== Information provided ==
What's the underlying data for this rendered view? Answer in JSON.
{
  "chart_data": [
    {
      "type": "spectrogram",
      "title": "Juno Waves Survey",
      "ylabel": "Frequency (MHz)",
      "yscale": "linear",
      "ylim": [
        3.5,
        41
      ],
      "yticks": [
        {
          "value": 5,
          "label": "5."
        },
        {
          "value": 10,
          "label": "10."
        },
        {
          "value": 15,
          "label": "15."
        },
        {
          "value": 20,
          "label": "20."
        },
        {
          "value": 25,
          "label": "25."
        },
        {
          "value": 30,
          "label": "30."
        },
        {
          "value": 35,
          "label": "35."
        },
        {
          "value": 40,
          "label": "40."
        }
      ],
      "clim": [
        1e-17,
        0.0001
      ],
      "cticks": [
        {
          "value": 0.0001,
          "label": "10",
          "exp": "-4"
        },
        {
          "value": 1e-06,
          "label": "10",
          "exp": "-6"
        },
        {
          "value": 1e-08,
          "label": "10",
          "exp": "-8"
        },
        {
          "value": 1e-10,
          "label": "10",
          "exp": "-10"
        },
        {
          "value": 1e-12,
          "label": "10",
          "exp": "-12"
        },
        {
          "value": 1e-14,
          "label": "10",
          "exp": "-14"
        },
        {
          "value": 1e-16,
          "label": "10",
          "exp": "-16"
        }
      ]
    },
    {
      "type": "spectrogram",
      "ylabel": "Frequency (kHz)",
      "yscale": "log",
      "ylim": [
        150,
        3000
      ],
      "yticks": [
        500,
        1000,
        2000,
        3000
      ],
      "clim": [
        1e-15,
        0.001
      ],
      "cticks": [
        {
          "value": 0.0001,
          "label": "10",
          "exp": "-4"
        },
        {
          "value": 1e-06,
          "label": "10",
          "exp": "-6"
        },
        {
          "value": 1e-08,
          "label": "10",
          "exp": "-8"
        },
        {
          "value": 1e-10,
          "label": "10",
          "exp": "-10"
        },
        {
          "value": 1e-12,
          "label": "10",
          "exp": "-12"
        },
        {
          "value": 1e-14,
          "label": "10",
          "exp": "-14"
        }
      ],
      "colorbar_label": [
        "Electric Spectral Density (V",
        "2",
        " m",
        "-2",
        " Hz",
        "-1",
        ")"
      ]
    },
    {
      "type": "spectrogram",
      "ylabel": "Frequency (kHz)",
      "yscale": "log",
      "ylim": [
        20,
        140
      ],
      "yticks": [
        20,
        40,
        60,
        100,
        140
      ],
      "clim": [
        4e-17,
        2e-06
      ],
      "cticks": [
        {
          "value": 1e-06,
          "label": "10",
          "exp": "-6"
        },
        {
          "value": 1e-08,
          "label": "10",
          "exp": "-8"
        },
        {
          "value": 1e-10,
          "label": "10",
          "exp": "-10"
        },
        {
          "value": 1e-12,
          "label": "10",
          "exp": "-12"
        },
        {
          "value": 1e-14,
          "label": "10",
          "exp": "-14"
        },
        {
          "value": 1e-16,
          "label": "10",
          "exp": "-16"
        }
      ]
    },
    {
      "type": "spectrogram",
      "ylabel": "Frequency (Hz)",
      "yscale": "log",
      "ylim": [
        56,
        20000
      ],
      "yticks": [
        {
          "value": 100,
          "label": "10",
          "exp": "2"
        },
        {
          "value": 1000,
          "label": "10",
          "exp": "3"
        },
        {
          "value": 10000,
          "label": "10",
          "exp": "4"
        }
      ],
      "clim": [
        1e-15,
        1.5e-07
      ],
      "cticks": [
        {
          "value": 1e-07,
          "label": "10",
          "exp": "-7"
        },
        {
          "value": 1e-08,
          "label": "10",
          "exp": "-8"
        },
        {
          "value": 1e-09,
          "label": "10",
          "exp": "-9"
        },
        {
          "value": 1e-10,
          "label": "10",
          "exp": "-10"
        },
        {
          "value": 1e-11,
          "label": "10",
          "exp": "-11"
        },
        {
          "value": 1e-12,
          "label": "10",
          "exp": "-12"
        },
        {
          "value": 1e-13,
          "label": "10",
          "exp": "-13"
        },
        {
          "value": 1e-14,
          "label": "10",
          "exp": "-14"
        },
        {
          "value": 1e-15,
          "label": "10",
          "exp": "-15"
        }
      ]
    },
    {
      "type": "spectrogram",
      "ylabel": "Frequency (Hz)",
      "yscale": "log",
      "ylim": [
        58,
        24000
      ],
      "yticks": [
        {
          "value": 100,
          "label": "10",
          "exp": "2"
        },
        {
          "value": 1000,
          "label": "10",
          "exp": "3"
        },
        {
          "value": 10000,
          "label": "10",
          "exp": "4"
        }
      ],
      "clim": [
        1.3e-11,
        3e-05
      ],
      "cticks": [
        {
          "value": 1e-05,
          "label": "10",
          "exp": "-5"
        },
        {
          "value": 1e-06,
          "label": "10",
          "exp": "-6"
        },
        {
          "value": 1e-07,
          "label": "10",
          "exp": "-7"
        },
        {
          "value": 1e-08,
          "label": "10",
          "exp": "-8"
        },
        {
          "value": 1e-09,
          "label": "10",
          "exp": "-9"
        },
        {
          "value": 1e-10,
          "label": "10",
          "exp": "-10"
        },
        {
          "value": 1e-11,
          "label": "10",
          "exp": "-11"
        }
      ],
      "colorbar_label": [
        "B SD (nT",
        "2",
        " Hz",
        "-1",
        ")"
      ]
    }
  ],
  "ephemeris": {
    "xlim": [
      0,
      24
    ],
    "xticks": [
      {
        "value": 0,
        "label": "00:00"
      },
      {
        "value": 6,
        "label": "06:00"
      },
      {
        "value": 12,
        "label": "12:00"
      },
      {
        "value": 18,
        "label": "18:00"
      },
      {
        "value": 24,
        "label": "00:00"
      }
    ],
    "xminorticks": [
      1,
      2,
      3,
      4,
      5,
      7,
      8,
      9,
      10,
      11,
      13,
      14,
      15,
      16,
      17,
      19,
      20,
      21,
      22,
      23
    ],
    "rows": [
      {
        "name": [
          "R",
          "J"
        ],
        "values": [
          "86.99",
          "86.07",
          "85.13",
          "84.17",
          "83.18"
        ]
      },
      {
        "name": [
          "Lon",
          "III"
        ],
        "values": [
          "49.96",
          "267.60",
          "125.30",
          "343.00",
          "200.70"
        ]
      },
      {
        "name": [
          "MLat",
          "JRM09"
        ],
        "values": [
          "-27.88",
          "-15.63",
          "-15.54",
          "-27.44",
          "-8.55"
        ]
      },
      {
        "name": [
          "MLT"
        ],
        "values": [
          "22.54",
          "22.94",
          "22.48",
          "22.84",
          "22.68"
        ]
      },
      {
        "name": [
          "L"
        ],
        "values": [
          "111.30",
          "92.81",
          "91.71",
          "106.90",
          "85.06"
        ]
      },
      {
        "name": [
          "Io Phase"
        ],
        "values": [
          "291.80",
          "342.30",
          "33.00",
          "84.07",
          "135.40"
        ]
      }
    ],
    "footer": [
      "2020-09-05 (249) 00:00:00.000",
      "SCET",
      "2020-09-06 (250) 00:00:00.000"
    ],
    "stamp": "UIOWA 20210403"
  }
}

== Request ==
Make an exact copy of all the data.

== Full answer ==
What's the underlying data for this rendered view? Answer in JSON.
{
  "chart_data": [
    {
      "type": "spectrogram",
      "title": "Juno Waves Survey",
      "ylabel": "Frequency (MHz)",
      "yscale": "linear",
      "ylim": [
        3.5,
        41
      ],
      "yticks": [
        {
          "value": 5,
          "label": "5."
        },
        {
          "value": 10,
          "label": "10."
        },
        {
          "value": 15,
          "label": "15."
        },
        {
          "value": 20,
          "label": "20."
        },
        {
          "value": 25,
          "label": "25."
        },
        {
          "value": 30,
          "label": "30."
        },
        {
          "value": 35,
          "label": "35."
        },
        {
          "value": 40,
          "label": "40."
        }
      ],
      "clim": [
        1e-17,
        0.0001
      ],
      "cticks": [
        {
          "value": 0.0001,
          "label": "10",
          "exp": "-4"
        },
        {
          "value": 1e-06,
          "label": "10",
          "exp": "-6"
        },
        {
          "value": 1e-08,
          "label": "10",
          "exp": "-8"
        },
        {
          "value": 1e-10,
          "label": "10",
          "exp": "-10"
        },
        {
          "value": 1e-12,
          "label": "10",
          "exp": "-12"
        },
        {
          "value": 1e-14,
          "label": "10",
          "exp": "-14"
        },
        {
          "value": 1e-16,
          "label": "10",
          "exp": "-16"
        }
      ]
    },
    {
      "type": "spectrogram",
      "ylabel": "Frequency (kHz)",
      "yscale": "log",
      "ylim": [
        150,
        3000
      ],
      "yticks": [
        500,
        1000,
        2000,
        3000
      ],
      "clim": [
        1e-15,
        0.001
      ],
      "cticks": [
        {
          "value": 0.0001,
          "label": "10",
          "exp": "-4"
        },
        {
          "value": 1e-06,
          "label": "10",
          "exp": "-6"
        },
        {
          "value": 1e-08,
          "label": "10",
          "exp": "-8"
        },
        {
          "value": 1e-10,
          "label": "10",
          "exp": "-10"
        },
        {
          "value": 1e-12,
          "label": "10",
          "exp": "-12"
        },
        {
          "value": 1e-14,
          "label": "10",
          "exp": "-14"
        }
      ],
      "colorbar_label": [
        "Electric Spectral Density (V",
        "2",
        " m",
        "-2",
        " Hz",
        "-1",
        ")"
      ]
    },
    {
      "type": "spectrogram",
      "ylabel": "Frequency (kHz)",
      "yscale": "log",
      "ylim": [
        20,
        140
      ],
      "yticks": [
        20,
        40,
        60,
        100,
        140
      ],
      "clim": [
        4e-17,
        2e-06
      ],
      "cticks": [
        {
          "value": 1e-06,
          "label": "10",
          "exp": "-6"
        },
        {
          "value": 1e-08,
          "label": "10",
          "exp": "-8"
        },
        {
          "value": 1e-10,
          "label": "10",
          "exp": "-10"
        },
        {
          "value": 1e-12,
          "label": "10",
          "exp": "-12"
        },
        {
          "value": 1e-14,
          "label": "10",
          "exp": "-14"
        },
        {
          "value": 1e-16,
          "label": "10",
          "exp": "-16"
        }
      ]
    },
    {
      "type": "spectrogram",
      "ylabel": "Frequency (Hz)",
      "yscale": "log",
      "ylim": [
        56,
        20000
      ],
      "yticks": [
        {
          "value": 100,
          "label": "10",
          "exp": "2"
        },
        {
          "value": 1000,
          "label": "10",
          "exp": "3"
        },
        {
          "value": 10000,
          "label": "10",
          "exp": "4"
        }
      ],
      "clim": [
        1e-15,
        1.5e-07
      ],
      "cticks": [
        {
          "value": 1e-07,
          "label": "10",
          "exp": "-7"
        },
        {
          "value": 1e-08,
          "label": "10",
          "exp": "-8"
        },
        {
          "value": 1e-09,
          "label": "10",
          "exp": "-9"
        },
        {
          "value": 1e-10,
          "label": "10",
          "exp": "-10"
        },
        {
          "value": 1e-11,
          "label": "10",
          "exp": "-11"
        },
        {
          "value": 1e-12,
          "label": "10",
          "exp": "-12"
        },
        {
          "value": 1e-13,
          "label": "10",
          "exp": "-13"
        },
        {
          "value": 1e-14,
          "label": "10",
          "exp": "-14"
        },
        {
          "value": 1e-15,
          "label": "10",
          "exp": "-15"
        }
      ]
    },
    {
      "type": "spectrogram",
      "ylabel": "Frequency (Hz)",
      "yscale": "log",
      "ylim": [
        58,
        24000
      ],
      "yticks": [
        {
          "value": 100,
          "label": "10",
          "exp": "2"
        },
        {
          "value": 1000,
          "label": "10",
          "exp": "3"
        },
        {
          "value": 10000,
          "label": "10",
          "exp": "4"
        }
      ],
      "clim": [
        1.3e-11,
        3e-05
      ],
      "cticks": [
        {
          "value": 1e-05,
          "label": "10",
          "exp": "-5"
        },
        {
          "value": 1e-06,
          "label": "10",
          "exp": "-6"
        },
        {
          "value": 1e-07,
          "label": "10",
          "exp": "-7"
        },
        {
          "value": 1e-08,
          "label": "10",
          "exp": "-8"
        },
        {
          "value": 1e-09,
          "label": "10",
          "exp": "-9"
        },
        {
          "value": 1e-10,
          "label": "10",
          "exp": "-10"
        },
        {
          "value": 1e-11,
          "label": "10",
          "exp": "-11"
        }
      ],
      "colorbar_label": [
        "B SD (nT",
        "2",
        " Hz",
        "-1",
        ")"
      ]
    }
  ],
  "ephemeris": {
    "xlim": [
      0,
      24
    ],
    "xticks": [
      {
        "value": 0,
        "label": "00:00"
      },
      {
        "value": 6,
        "label": "06:00"
      },
      {
        "value": 12,
        "label": "12:00"
      },
      {
        "value": 18,
        "label": "18:00"
      },
      {
        "value": 24,
        "label": "00:00"
      }
    ],
    "xminorticks": [
      1,
      2,
      3,
      4,
      5,
      7,
      8,
      9,
      10,
      11,
      13,
      14,
      15,
      16,
      17,
      19,
      20,
      21,
      22,
      23
    ],
    "rows": [
      {
        "name": [
          "R",
          "J"
        ],
        "values": [
          "86.99",
          "86.07",
          "85.13",
          "84.17",
          "83.18"
        ]
      },
      {
        "name": [
          "Lon",
          "III"
        ],
        "values": [
          "49.96",
          "267.60",
          "125.30",
          "343.00",
          "200.70"
        ]
      },
      {
        "name": [
          "MLat",
          "JRM09"
        ],
        "values": [
          "-27.88",
          "-15.63",
          "-15.54",
          "-27.44",
          "-8.55"
        ]
      },
      {
        "name": [
          "MLT"
        ],
        "values": [
          "22.54",
          "22.94",
          "22.48",
          "22.84",
          "22.68"
        ]
      },
      {
        "name": [
          "L"
        ],
        "values": [
          "111.30",
          "92.81",
          "91.71",
          "106.90",
          "85.06"
        ]
      },
      {
        "name": [
          "Io Phase"
        ],
        "values": [
          "291.80",
          "342.30",
          "33.00",
          "84.07",
          "135.40"
        ]
      }
    ],
    "footer": [
      "2020-09-05 (249) 00:00:00.000",
      "SCET",
      "2020-09-06 (250) 00:00:00.000"
    ],
    "stamp": "UIOWA 20210403"
  }
}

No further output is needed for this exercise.